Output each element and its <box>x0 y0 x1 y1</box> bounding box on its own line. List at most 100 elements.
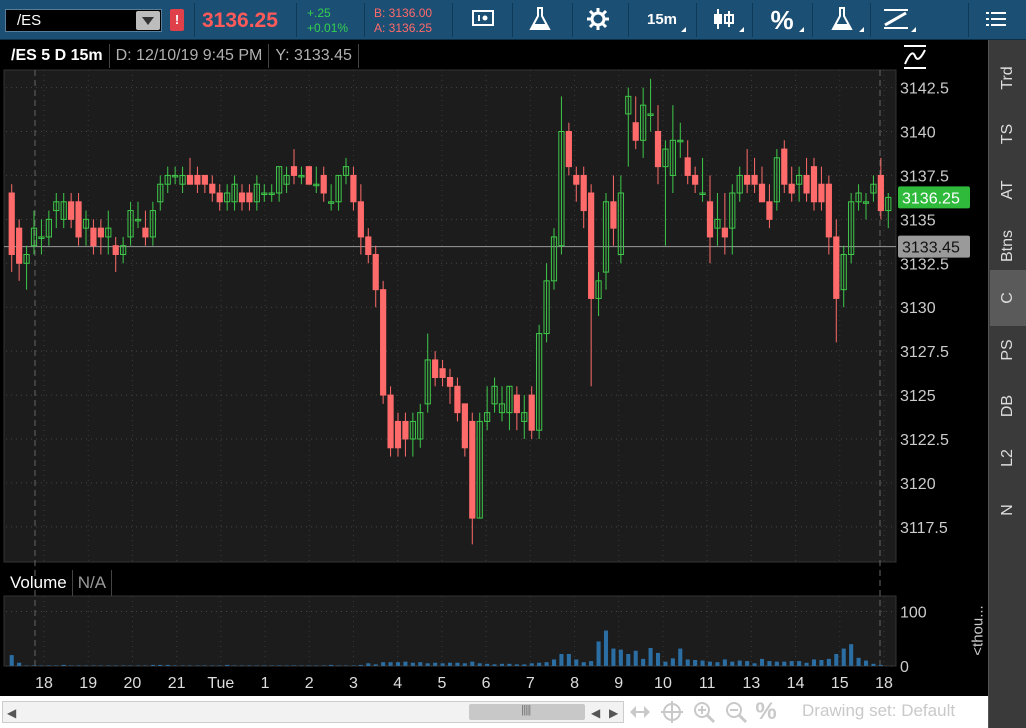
drawing-tools-icon[interactable] <box>874 6 918 34</box>
settings-gear-icon[interactable] <box>584 6 612 34</box>
symbol-selector[interactable]: /ES <box>5 9 162 32</box>
chart-symbol-label[interactable]: /ES 5 D 15m <box>5 44 110 68</box>
volume-bar <box>700 660 705 666</box>
tab-c[interactable]: C <box>990 270 1026 326</box>
candle-body <box>640 104 647 141</box>
scroll-left-step-icon[interactable]: ◀ <box>591 706 601 720</box>
candle-body <box>350 174 357 203</box>
zoom-expand-icon[interactable] <box>628 700 652 724</box>
candle-body <box>224 192 231 203</box>
candle-body <box>803 174 810 194</box>
volume-tick-label: 100 <box>900 604 927 621</box>
bid-value: B: 3136.00 <box>374 6 433 20</box>
volume-bar <box>180 665 185 666</box>
volume-label[interactable]: Volume <box>5 570 73 596</box>
candle-body <box>142 227 149 238</box>
candle-body <box>684 157 691 176</box>
scroll-left-arrow-icon[interactable]: ◀ <box>7 706 17 720</box>
tab-l2[interactable]: L2 <box>999 449 1016 467</box>
menu-icon[interactable] <box>978 6 1014 34</box>
x-tick-label: Tue <box>207 675 234 692</box>
volume-bar <box>329 664 334 666</box>
candle-body <box>75 201 82 238</box>
y-tick-label: 3117.5 <box>900 520 948 537</box>
scroll-right-arrow-icon[interactable]: ▶ <box>609 706 619 720</box>
candle-body <box>298 174 305 178</box>
volume-bar <box>514 664 519 666</box>
drawing-set-label[interactable]: Drawing set: Default <box>802 701 956 720</box>
y-tick-label: 3142.5 <box>900 81 949 98</box>
tab-ps[interactable]: PS <box>999 339 1016 361</box>
candle-body <box>53 201 60 212</box>
candle-body <box>179 174 186 185</box>
candle-body <box>276 166 283 194</box>
symbol-dropdown-button[interactable] <box>136 11 160 30</box>
zoom-out-icon[interactable] <box>724 700 748 724</box>
aggregation-selector[interactable]: 15m <box>636 6 688 34</box>
candle-body <box>758 183 766 203</box>
tab-btns[interactable]: Btns <box>999 230 1016 263</box>
candle-body <box>654 131 662 168</box>
volume-bar <box>603 630 609 666</box>
volume-bar <box>655 652 661 666</box>
horizontal-scrollbar[interactable]: ◀ ||||| ◀ ▶ <box>2 701 624 723</box>
percent-scale-icon[interactable]: % <box>755 698 777 725</box>
crosshair-icon[interactable] <box>660 700 684 724</box>
y-tick-label: 3125 <box>900 388 936 405</box>
strategy-flask-icon[interactable] <box>818 6 866 34</box>
volume-header: Volume N/A <box>5 570 113 596</box>
volume-bar <box>106 665 111 666</box>
candle-body <box>491 385 498 405</box>
volume-bar <box>388 662 393 666</box>
volume-bar <box>158 664 163 666</box>
scroll-thumb[interactable]: ||||| <box>469 704 585 720</box>
candle-body <box>194 174 201 185</box>
zoom-in-icon[interactable] <box>692 700 716 724</box>
volume-bar <box>804 662 809 666</box>
tab-trd[interactable]: Trd <box>999 66 1016 90</box>
volume-bar <box>544 662 549 666</box>
candle-body <box>862 201 870 204</box>
tab-n[interactable]: N <box>999 504 1016 516</box>
candle-body <box>231 183 238 203</box>
volume-bar <box>381 662 386 666</box>
volume-bar <box>715 662 720 666</box>
candle-style-icon[interactable] <box>702 6 746 34</box>
candle-body <box>290 166 298 176</box>
candle-body <box>751 174 758 185</box>
y-tick-label: 3120 <box>900 476 936 493</box>
candle-body <box>23 254 30 264</box>
percent-icon[interactable]: % <box>758 6 806 34</box>
price-chart[interactable]: 3142.531403137.531353132.531303127.53125… <box>0 40 988 696</box>
volume-bar <box>737 660 742 666</box>
tab-at[interactable]: AT <box>999 180 1016 200</box>
candle-body <box>766 201 773 220</box>
candle-body <box>744 174 751 185</box>
candle-body <box>164 174 171 185</box>
tab-db[interactable]: DB <box>999 394 1016 418</box>
ask-value: A: 3136.25 <box>374 21 433 35</box>
x-tick-label: 10 <box>654 675 672 692</box>
volume-bar <box>46 665 51 666</box>
candle-body <box>632 122 639 141</box>
candle-body <box>781 148 788 185</box>
chevron-down-icon <box>142 17 154 25</box>
volume-bar <box>499 663 505 666</box>
volume-bar <box>678 648 683 666</box>
tab-ts[interactable]: TS <box>999 123 1016 145</box>
candle-body <box>313 183 320 187</box>
message-icon[interactable] <box>466 6 500 34</box>
alert-badge-icon[interactable]: ! <box>170 9 184 31</box>
studies-flask-icon[interactable] <box>526 6 554 34</box>
volume-bar <box>841 648 846 666</box>
candle-body <box>588 192 595 299</box>
volume-bar <box>143 665 148 666</box>
volume-bar <box>61 664 66 666</box>
candle-body <box>82 218 90 229</box>
cursor-price-tag <box>898 235 970 258</box>
drawing-style-icon[interactable] <box>902 42 928 70</box>
candle-body <box>342 166 350 176</box>
volume-bar <box>767 661 772 666</box>
symbol-input[interactable]: /ES <box>17 12 42 29</box>
candle-body <box>68 201 75 220</box>
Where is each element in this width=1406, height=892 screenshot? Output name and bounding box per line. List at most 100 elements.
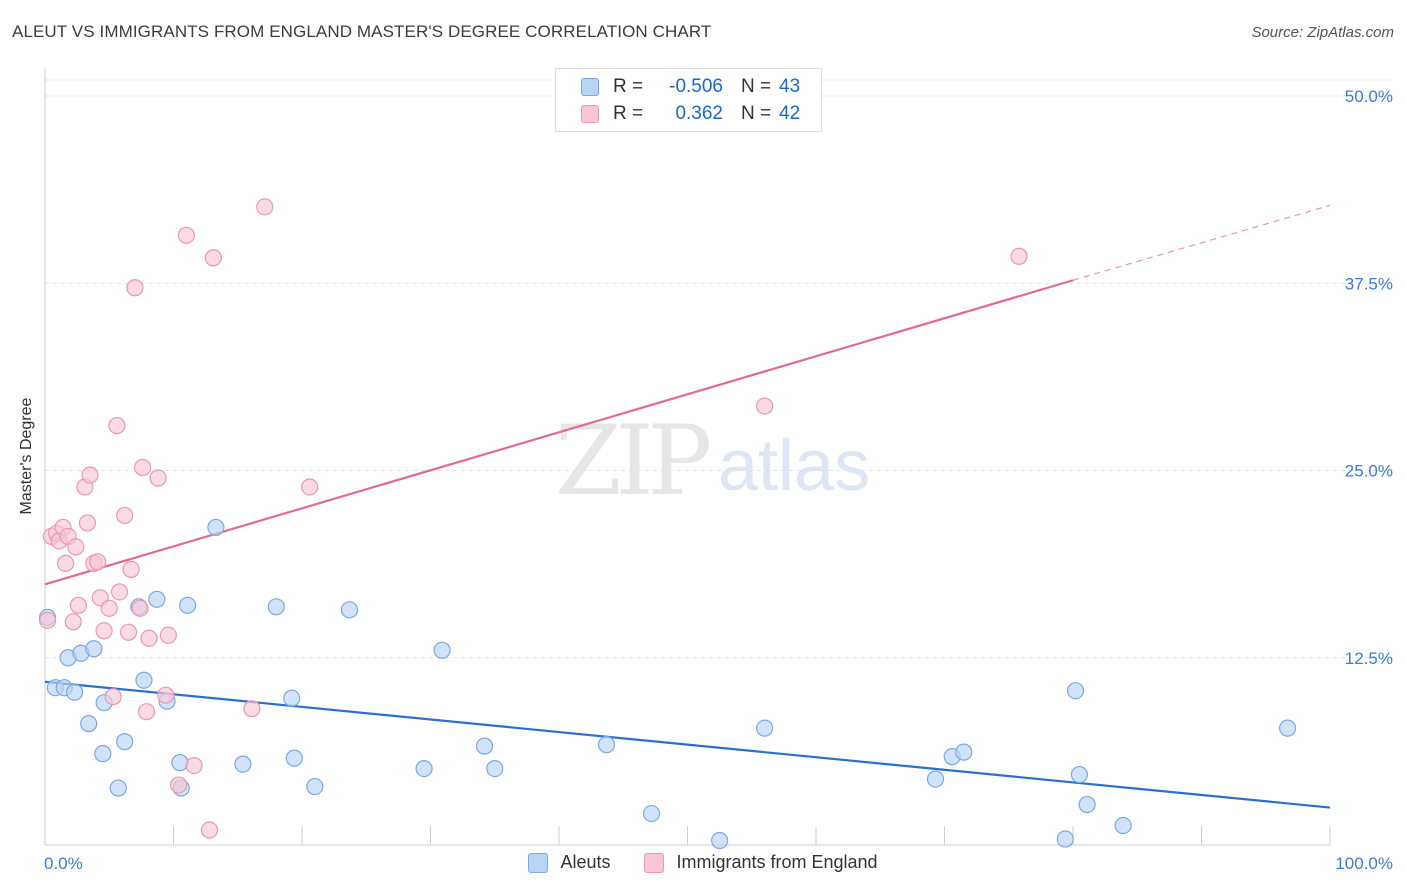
data-point (170, 776, 188, 794)
chart-title: ALEUT VS IMMIGRANTS FROM ENGLAND MASTER'… (12, 22, 712, 41)
data-point (243, 700, 261, 718)
legend-swatch-pink (581, 105, 599, 123)
data-point (711, 831, 729, 850)
data-point (64, 613, 82, 631)
data-point (475, 737, 494, 755)
data-point (926, 770, 945, 788)
data-point (200, 821, 219, 839)
legend-n-value: 42 (779, 103, 801, 124)
y-tick-label: 37.5% (1345, 274, 1393, 293)
data-point (340, 601, 359, 619)
trendline-extension (1072, 204, 1331, 281)
data-point (207, 518, 225, 537)
data-point (433, 641, 451, 659)
data-point (148, 590, 166, 608)
data-point (283, 689, 301, 707)
data-point (116, 506, 134, 525)
data-point (85, 640, 103, 658)
data-point (109, 779, 127, 797)
data-point (126, 279, 144, 297)
data-point (78, 514, 97, 532)
data-point (415, 760, 433, 778)
data-point (108, 416, 126, 435)
legend-n-label: N = (741, 76, 772, 97)
data-point (306, 777, 324, 796)
legend-label-england: Immigrants from England (676, 852, 878, 872)
data-point (81, 466, 99, 484)
data-point (301, 478, 319, 496)
legend-r-label: R = (613, 76, 644, 97)
data-point (69, 596, 88, 614)
data-point (1066, 682, 1085, 700)
data-point (267, 598, 285, 616)
source-label: Source: ZipAtlas.com (1251, 24, 1394, 41)
y-tick-label: 25.0% (1345, 462, 1393, 481)
data-point (140, 629, 158, 647)
trendline (44, 680, 1331, 809)
legend-r-value: -0.506 (669, 76, 723, 97)
data-point (1010, 247, 1028, 265)
data-point (157, 686, 175, 704)
watermark-atlas: atlas (718, 426, 871, 506)
data-point (234, 755, 252, 773)
data-point (1114, 816, 1132, 835)
legend-label-aleuts: Aleuts (560, 852, 611, 872)
data-point (256, 198, 274, 216)
data-point (204, 249, 222, 267)
grid-lines (45, 79, 1392, 659)
data-point (185, 757, 203, 775)
trendlines (44, 204, 1331, 809)
data-point (94, 745, 112, 763)
data-point (137, 703, 156, 721)
legend-r-value: 0.362 (675, 103, 723, 124)
data-point (95, 622, 113, 640)
data-point (1056, 830, 1074, 848)
legend-row-aleuts: R = -0.506 N = 43 (581, 75, 800, 99)
series-legend: Aleuts Immigrants from England (0, 852, 1406, 873)
axes (44, 68, 1331, 846)
data-point (171, 754, 189, 772)
data-point (135, 671, 153, 689)
data-point (1078, 795, 1096, 814)
legend-n-value: 43 (779, 76, 801, 97)
legend-swatch-blue (581, 78, 599, 96)
tick-labels: 12.5% 25.0% 37.5% 50.0% 0.0% 100.0% (44, 87, 1393, 873)
y-tick-label: 12.5% (1345, 649, 1393, 668)
data-point (67, 538, 85, 556)
data-point (597, 736, 616, 754)
legend-item-aleuts[interactable]: Aleuts (528, 852, 610, 873)
legend-item-england[interactable]: Immigrants from England (644, 852, 878, 873)
legend-swatch-blue (528, 852, 549, 873)
data-point (80, 715, 98, 733)
data-points (38, 198, 1297, 850)
correlation-legend: R = -0.506 N = 43 R = 0.362 N = 42 (555, 68, 822, 132)
y-tick-label: 50.0% (1345, 87, 1393, 106)
data-point (110, 583, 129, 601)
data-point (65, 683, 84, 701)
data-point (100, 599, 118, 617)
legend-r-label: R = (613, 103, 644, 124)
data-point (1070, 765, 1089, 784)
data-point (134, 458, 152, 477)
x-tick-label: 100.0% (1335, 854, 1393, 873)
data-point (149, 469, 167, 487)
data-point (486, 760, 504, 778)
data-point (116, 733, 134, 751)
legend-row-england: R = 0.362 N = 42 (581, 102, 800, 126)
data-point (642, 804, 661, 823)
data-point (179, 596, 197, 614)
watermark-zip: ZIP (555, 405, 712, 517)
data-point (122, 560, 140, 578)
data-point (285, 749, 303, 767)
data-point (955, 743, 973, 761)
data-point (104, 688, 122, 706)
data-point (159, 626, 177, 644)
data-point (755, 397, 774, 415)
legend-swatch-pink (644, 852, 665, 873)
data-point (1278, 719, 1297, 737)
data-point (38, 611, 57, 629)
data-point (89, 553, 107, 571)
trendline (44, 279, 1074, 586)
data-point (131, 599, 149, 617)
-=-=-
The request >> Please retype the lines from the one with "drawing-tools-icon[interactable] <box>874 6" up to and including the one with "tab-c[interactable]: C <box>990", character for character.

Written solution >>
drawing-tools-icon[interactable] <box>874 6 918 34</box>
settings-gear-icon[interactable] <box>584 6 612 34</box>
symbol-selector[interactable]: /ES <box>5 9 162 32</box>
chart-symbol-label[interactable]: /ES 5 D 15m <box>5 44 110 68</box>
volume-bar <box>700 660 705 666</box>
tab-c[interactable]: C <box>990 270 1026 326</box>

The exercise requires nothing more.